- [Objective]
Go through the lines below and copy each one that holds the string "Waist".

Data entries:

[Start]

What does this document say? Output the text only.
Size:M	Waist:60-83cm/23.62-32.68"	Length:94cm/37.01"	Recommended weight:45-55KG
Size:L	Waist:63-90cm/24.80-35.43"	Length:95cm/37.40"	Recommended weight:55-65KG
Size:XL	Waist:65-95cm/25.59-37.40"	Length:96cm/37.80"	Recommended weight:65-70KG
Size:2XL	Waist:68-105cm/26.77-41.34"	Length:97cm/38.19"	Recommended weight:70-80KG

[End]

- [Solution]
Size:M	Waist:60-83cm/23.62-32.68"	Length:94cm/37.01"	Recommended weight:45-55KG
Size:L	Waist:63-90cm/24.80-35.43"	Length:95cm/37.40"	Recommended weight:55-65KG
Size:XL	Waist:65-95cm/25.59-37.40"	Length:96cm/37.80"	Recommended weight:65-70KG
Size:2XL	Waist:68-105cm/26.77-41.34"	Length:97cm/38.19"	Recommended weight:70-80KG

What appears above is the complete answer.